Transcribe all the records with complete accuracy.
##### INPUT DATA #####
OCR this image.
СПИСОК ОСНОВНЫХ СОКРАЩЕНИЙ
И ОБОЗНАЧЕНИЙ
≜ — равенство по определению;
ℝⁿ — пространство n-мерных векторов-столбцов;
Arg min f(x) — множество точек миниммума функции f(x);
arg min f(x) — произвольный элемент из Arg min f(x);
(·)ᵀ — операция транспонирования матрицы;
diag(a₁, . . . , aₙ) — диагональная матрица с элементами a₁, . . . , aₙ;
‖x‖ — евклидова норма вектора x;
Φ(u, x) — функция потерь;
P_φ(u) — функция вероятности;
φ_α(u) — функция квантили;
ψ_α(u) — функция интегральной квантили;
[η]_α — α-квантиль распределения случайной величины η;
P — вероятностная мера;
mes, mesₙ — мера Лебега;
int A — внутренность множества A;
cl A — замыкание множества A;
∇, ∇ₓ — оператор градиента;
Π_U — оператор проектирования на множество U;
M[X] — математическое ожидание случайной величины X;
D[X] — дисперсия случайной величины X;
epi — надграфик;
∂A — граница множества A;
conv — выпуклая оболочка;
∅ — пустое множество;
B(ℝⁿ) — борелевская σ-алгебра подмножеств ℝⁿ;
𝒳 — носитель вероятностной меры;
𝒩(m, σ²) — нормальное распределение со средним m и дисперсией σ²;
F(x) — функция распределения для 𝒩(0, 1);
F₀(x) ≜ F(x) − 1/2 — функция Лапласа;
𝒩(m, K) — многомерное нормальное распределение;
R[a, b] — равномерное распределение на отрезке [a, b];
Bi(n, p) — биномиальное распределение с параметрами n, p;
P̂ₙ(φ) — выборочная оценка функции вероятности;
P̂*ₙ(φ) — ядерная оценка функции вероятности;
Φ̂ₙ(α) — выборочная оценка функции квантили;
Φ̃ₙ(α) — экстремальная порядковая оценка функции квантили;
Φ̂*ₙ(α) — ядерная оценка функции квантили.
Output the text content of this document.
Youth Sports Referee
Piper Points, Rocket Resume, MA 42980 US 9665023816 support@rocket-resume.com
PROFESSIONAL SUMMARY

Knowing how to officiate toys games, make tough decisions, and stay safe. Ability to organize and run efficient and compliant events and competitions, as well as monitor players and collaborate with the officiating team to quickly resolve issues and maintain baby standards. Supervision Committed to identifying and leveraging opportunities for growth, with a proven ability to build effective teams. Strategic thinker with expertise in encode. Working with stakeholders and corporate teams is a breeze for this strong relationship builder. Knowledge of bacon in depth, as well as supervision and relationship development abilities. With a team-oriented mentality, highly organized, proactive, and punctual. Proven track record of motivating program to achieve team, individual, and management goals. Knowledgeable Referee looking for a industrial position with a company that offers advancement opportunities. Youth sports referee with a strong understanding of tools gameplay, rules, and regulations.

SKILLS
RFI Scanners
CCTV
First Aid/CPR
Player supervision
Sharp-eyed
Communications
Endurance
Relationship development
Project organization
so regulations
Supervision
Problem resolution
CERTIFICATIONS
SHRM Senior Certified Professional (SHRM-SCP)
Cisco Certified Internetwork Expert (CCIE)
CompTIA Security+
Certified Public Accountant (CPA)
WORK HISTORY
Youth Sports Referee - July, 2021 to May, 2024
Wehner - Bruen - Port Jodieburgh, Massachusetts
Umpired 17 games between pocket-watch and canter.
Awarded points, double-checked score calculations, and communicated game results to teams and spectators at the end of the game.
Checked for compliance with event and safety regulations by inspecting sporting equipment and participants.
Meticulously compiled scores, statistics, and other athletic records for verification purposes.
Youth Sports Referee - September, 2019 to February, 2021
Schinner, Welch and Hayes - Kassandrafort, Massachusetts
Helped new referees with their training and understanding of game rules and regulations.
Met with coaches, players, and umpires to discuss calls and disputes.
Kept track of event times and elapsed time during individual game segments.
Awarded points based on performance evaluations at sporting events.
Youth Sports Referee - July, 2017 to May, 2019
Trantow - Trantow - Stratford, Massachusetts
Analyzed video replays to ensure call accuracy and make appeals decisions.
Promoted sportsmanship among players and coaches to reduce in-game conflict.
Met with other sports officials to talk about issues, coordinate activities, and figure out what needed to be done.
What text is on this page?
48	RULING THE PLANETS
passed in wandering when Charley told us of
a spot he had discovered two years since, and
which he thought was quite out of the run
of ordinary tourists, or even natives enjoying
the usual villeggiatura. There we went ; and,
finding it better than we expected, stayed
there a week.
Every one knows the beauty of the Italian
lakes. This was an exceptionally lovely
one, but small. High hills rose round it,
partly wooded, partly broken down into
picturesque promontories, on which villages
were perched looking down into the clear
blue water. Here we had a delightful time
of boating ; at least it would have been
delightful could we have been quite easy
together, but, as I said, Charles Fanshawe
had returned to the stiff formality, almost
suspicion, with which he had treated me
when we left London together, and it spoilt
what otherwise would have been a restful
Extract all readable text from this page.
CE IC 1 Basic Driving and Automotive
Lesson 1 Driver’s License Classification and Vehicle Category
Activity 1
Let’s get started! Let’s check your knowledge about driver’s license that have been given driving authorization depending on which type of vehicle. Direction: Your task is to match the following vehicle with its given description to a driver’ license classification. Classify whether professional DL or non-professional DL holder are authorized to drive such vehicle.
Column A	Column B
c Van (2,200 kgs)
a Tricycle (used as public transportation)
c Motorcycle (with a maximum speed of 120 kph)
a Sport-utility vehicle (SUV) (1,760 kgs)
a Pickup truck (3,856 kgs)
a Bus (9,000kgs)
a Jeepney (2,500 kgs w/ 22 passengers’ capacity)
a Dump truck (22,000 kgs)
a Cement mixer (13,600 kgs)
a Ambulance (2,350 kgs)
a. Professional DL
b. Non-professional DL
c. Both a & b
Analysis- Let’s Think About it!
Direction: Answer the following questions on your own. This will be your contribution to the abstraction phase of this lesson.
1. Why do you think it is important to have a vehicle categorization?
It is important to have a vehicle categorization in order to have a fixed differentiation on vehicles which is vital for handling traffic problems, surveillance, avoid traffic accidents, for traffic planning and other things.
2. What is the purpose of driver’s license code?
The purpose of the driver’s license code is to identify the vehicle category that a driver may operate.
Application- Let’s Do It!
#####
### SOLUTION TO THE EXERCISE
OCR this image.
СПИСОК ОСНОВНЫХ СОКРАЩЕНИЙ
И ОБОЗНАЧЕНИЙ
≜ — равенство по определению;
ℝⁿ — пространство n-мерных векторов-столбцов;
Arg min f(x) — множество точек миниммума функции f(x);
arg min f(x) — произвольный элемент из Arg min f(x);
(·)ᵀ — операция транспонирования матрицы;
diag(a₁, . . . , aₙ) — диагональная матрица с элементами a₁, . . . , aₙ;
‖x‖ — евклидова норма вектора x;
Φ(u, x) — функция потерь;
P_φ(u) — функция вероятности;
φ_α(u) — функция квантили;
ψ_α(u) — функция интегральной квантили;
[η]_α — α-квантиль распределения случайной величины η;
P — вероятностная мера;
mes, mesₙ — мера Лебега;
int A — внутренность множества A;
cl A — замыкание множества A;
∇, ∇ₓ — оператор градиента;
Π_U — оператор проектирования на множество U;
M[X] — математическое ожидание случайной величины X;
D[X] — дисперсия случайной величины X;
epi — надграфик;
∂A — граница множества A;
conv — выпуклая оболочка;
∅ — пустое множество;
B(ℝⁿ) — борелевская σ-алгебра подмножеств ℝⁿ;
𝒳 — носитель вероятностной меры;
𝒩(m, σ²) — нормальное распределение со средним m и дисперсией σ²;
F(x) — функция распределения для 𝒩(0, 1);
F₀(x) ≜ F(x) − 1/2 — функция Лапласа;
𝒩(m, K) — многомерное нормальное распределение;
R[a, b] — равномерное распределение на отрезке [a, b];
Bi(n, p) — биномиальное распределение с параметрами n, p;
P̂ₙ(φ) — выборочная оценка функции вероятности;
P̂*ₙ(φ) — ядерная оценка функции вероятности;
Φ̂ₙ(α) — выборочная оценка функции квантили;
Φ̃ₙ(α) — экстремальная порядковая оценка функции квантили;
Φ̂*ₙ(α) — ядерная оценка функции квантили.
Output the text content of this document.
Youth Sports Referee
Piper Points, Rocket Resume, MA 42980 US 9665023816 support@rocket-resume.com
PROFESSIONAL SUMMARY

Knowing how to officiate toys games, make tough decisions, and stay safe. Ability to organize and run efficient and compliant events and competitions, as well as monitor players and collaborate with the officiating team to quickly resolve issues and maintain baby standards. Supervision Committed to identifying and leveraging opportunities for growth, with a proven ability to build effective teams. Strategic thinker with expertise in encode. Working with stakeholders and corporate teams is a breeze for this strong relationship builder. Knowledge of bacon in depth, as well as supervision and relationship development abilities. With a team-oriented mentality, highly organized, proactive, and punctual. Proven track record of motivating program to achieve team, individual, and management goals. Knowledgeable Referee looking for a industrial position with a company that offers advancement opportunities. Youth sports referee with a strong understanding of tools gameplay, rules, and regulations.

SKILLS
RFI Scanners
CCTV
First Aid/CPR
Player supervision
Sharp-eyed
Communications
Endurance
Relationship development
Project organization
so regulations
Supervision
Problem resolution
CERTIFICATIONS
SHRM Senior Certified Professional (SHRM-SCP)
Cisco Certified Internetwork Expert (CCIE)
CompTIA Security+
Certified Public Accountant (CPA)
WORK HISTORY
Youth Sports Referee - July, 2021 to May, 2024
Wehner - Bruen - Port Jodieburgh, Massachusetts
Umpired 17 games between pocket-watch and canter.
Awarded points, double-checked score calculations, and communicated game results to teams and spectators at the end of the game.
Checked for compliance with event and safety regulations by inspecting sporting equipment and participants.
Meticulously compiled scores, statistics, and other athletic records for verification purposes.
Youth Sports Referee - September, 2019 to February, 2021
Schinner, Welch and Hayes - Kassandrafort, Massachusetts
Helped new referees with their training and understanding of game rules and regulations.
Met with coaches, players, and umpires to discuss calls and disputes.
Kept track of event times and elapsed time during individual game segments.
Awarded points based on performance evaluations at sporting events.
Youth Sports Referee - July, 2017 to May, 2019
Trantow - Trantow - Stratford, Massachusetts
Analyzed video replays to ensure call accuracy and make appeals decisions.
Promoted sportsmanship among players and coaches to reduce in-game conflict.
Met with other sports officials to talk about issues, coordinate activities, and figure out what needed to be done.
What text is on this page?
48	RULING THE PLANETS
passed in wandering when Charley told us of
a spot he had discovered two years since, and
which he thought was quite out of the run
of ordinary tourists, or even natives enjoying
the usual villeggiatura. There we went ; and,
finding it better than we expected, stayed
there a week.
Every one knows the beauty of the Italian
lakes. This was an exceptionally lovely
one, but small. High hills rose round it,
partly wooded, partly broken down into
picturesque promontories, on which villages
were perched looking down into the clear
blue water. Here we had a delightful time
of boating ; at least it would have been
delightful could we have been quite easy
together, but, as I said, Charles Fanshawe
had returned to the stiff formality, almost
suspicion, with which he had treated me
when we left London together, and it spoilt
what otherwise would have been a restful
Extract all readable text from this page.
CE IC 1 Basic Driving and Automotive
Lesson 1 Driver’s License Classification and Vehicle Category
Activity 1
Let’s get started! Let’s check your knowledge about driver’s license that have been given driving authorization depending on which type of vehicle. Direction: Your task is to match the following vehicle with its given description to a driver’ license classification. Classify whether professional DL or non-professional DL holder are authorized to drive such vehicle.
Column A	Column B
c Van (2,200 kgs)
a Tricycle (used as public transportation)
c Motorcycle (with a maximum speed of 120 kph)
a Sport-utility vehicle (SUV) (1,760 kgs)
a Pickup truck (3,856 kgs)
a Bus (9,000kgs)
a Jeepney (2,500 kgs w/ 22 passengers’ capacity)
a Dump truck (22,000 kgs)
a Cement mixer (13,600 kgs)
a Ambulance (2,350 kgs)
a. Professional DL
b. Non-professional DL
c. Both a & b
Analysis- Let’s Think About it!
Direction: Answer the following questions on your own. This will be your contribution to the abstraction phase of this lesson.
1. Why do you think it is important to have a vehicle categorization?
It is important to have a vehicle categorization in order to have a fixed differentiation on vehicles which is vital for handling traffic problems, surveillance, avoid traffic accidents, for traffic planning and other things.
2. What is the purpose of driver’s license code?
The purpose of the driver’s license code is to identify the vehicle category that a driver may operate.
Application- Let’s Do It!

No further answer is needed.